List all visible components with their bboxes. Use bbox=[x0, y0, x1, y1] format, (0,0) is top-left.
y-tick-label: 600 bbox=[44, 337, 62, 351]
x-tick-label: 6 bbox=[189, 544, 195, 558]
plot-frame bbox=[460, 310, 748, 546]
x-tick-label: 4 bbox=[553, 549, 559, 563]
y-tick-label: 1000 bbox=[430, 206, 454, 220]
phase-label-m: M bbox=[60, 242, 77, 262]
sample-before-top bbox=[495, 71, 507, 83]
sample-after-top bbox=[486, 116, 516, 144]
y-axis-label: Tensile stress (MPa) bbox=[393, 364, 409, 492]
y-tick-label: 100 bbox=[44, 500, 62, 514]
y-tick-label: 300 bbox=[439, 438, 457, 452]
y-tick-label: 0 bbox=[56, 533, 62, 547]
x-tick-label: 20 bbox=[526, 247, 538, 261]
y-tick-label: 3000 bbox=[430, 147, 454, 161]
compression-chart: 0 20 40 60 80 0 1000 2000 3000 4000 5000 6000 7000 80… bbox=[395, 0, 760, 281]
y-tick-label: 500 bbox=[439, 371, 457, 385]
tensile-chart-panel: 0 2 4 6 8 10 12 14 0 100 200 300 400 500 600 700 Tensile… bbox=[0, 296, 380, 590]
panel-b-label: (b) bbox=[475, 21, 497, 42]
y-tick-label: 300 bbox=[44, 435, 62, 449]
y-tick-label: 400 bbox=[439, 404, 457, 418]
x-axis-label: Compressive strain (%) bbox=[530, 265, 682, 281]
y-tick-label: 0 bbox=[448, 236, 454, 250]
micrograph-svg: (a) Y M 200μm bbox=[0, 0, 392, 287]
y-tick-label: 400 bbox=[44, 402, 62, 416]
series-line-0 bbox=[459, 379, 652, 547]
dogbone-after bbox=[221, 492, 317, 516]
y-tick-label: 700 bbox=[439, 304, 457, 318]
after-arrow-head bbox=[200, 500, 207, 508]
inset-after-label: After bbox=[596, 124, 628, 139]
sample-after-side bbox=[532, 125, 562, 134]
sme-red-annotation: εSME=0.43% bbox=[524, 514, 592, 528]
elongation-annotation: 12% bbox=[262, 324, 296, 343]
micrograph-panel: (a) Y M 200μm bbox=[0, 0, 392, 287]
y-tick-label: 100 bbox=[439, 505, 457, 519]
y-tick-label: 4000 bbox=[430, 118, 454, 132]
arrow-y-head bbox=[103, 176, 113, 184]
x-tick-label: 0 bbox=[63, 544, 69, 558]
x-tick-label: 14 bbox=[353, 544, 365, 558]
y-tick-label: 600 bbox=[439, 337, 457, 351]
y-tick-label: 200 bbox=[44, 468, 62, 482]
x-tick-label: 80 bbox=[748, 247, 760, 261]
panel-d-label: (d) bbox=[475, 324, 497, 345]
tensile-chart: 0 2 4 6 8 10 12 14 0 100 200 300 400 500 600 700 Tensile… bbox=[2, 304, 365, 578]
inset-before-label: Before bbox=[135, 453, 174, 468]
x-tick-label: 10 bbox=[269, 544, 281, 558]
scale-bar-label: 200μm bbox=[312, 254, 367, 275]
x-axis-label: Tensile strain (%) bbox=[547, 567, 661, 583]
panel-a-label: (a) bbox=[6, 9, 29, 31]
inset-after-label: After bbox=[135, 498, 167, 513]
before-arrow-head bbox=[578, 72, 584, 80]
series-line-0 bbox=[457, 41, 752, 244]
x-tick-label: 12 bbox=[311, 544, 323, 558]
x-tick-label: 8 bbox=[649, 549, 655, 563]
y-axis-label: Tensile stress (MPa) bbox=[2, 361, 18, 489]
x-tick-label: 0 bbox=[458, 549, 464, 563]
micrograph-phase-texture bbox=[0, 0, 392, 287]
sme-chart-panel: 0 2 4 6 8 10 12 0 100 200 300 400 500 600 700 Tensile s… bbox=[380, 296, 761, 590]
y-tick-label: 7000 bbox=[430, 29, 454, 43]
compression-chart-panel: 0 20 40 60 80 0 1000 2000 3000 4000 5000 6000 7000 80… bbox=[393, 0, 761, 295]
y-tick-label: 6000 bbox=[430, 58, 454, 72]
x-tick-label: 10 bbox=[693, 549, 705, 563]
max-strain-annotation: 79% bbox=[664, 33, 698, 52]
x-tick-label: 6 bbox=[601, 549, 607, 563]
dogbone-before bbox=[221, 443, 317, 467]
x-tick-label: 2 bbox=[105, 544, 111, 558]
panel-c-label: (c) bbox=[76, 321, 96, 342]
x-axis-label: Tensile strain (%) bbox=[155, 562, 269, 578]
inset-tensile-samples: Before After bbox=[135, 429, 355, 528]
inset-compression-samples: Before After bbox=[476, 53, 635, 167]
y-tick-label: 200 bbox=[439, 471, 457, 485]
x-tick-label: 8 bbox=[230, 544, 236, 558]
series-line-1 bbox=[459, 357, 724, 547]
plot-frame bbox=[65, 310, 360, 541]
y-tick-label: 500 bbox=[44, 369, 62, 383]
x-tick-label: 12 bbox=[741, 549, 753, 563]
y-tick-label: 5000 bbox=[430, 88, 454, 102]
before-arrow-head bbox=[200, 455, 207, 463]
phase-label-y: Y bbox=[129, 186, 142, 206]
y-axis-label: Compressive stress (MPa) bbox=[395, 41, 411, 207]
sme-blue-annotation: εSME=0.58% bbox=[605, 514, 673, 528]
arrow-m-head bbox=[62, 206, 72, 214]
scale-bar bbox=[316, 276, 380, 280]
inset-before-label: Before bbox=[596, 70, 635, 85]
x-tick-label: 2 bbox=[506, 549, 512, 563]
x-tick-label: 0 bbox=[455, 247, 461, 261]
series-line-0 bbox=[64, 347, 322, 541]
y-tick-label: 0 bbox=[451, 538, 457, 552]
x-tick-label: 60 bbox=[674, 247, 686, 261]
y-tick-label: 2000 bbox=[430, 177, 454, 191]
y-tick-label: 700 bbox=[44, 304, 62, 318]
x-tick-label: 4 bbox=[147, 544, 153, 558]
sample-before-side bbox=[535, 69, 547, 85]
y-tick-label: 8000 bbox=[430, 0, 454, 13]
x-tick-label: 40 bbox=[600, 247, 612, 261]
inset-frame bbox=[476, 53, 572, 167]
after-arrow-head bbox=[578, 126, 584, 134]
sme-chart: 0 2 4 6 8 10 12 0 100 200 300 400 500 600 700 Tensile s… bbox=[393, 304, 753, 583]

━━━━━━━━

* [Task instructions]: Reproduce the entries from the first line through the line containing "x-tick-label: 4 bbox=[553, 549, 559, 563]", with both ends included.

* [Solution below]:
List all visible components with their bboxes. Use bbox=[x0, y0, x1, y1] format, (0,0) is top-left.
y-tick-label: 600 bbox=[44, 337, 62, 351]
x-tick-label: 6 bbox=[189, 544, 195, 558]
plot-frame bbox=[460, 310, 748, 546]
x-tick-label: 4 bbox=[553, 549, 559, 563]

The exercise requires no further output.